What to produce: Locate and copy all lines bearing the word "circle".

** Start of Data for this task **

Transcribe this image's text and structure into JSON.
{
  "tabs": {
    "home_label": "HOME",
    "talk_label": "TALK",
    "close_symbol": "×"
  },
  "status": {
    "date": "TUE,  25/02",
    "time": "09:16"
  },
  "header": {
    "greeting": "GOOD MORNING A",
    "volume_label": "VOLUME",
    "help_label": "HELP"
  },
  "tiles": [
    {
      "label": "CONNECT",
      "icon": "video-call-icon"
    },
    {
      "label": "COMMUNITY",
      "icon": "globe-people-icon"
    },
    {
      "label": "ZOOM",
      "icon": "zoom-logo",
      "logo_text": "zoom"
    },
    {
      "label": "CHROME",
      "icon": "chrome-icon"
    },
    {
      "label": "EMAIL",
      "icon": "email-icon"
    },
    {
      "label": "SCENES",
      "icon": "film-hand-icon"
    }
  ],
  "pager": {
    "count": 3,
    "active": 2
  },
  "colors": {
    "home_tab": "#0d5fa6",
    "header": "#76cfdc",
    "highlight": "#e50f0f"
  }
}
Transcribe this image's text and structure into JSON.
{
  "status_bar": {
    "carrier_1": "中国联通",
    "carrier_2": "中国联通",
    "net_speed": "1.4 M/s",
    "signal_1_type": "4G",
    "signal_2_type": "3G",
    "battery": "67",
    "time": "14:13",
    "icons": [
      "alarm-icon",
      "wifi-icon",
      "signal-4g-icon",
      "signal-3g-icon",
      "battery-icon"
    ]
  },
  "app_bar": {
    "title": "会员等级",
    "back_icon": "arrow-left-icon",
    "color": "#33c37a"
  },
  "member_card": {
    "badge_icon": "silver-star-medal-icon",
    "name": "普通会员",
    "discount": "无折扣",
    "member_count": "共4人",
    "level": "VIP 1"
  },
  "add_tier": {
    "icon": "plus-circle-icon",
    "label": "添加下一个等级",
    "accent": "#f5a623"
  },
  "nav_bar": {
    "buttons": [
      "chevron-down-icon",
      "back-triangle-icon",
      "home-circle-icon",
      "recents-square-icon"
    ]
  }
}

** End of Data for this task **

Reply to the exercise:
    "icon": "plus-circle-icon",
      "home-circle-icon",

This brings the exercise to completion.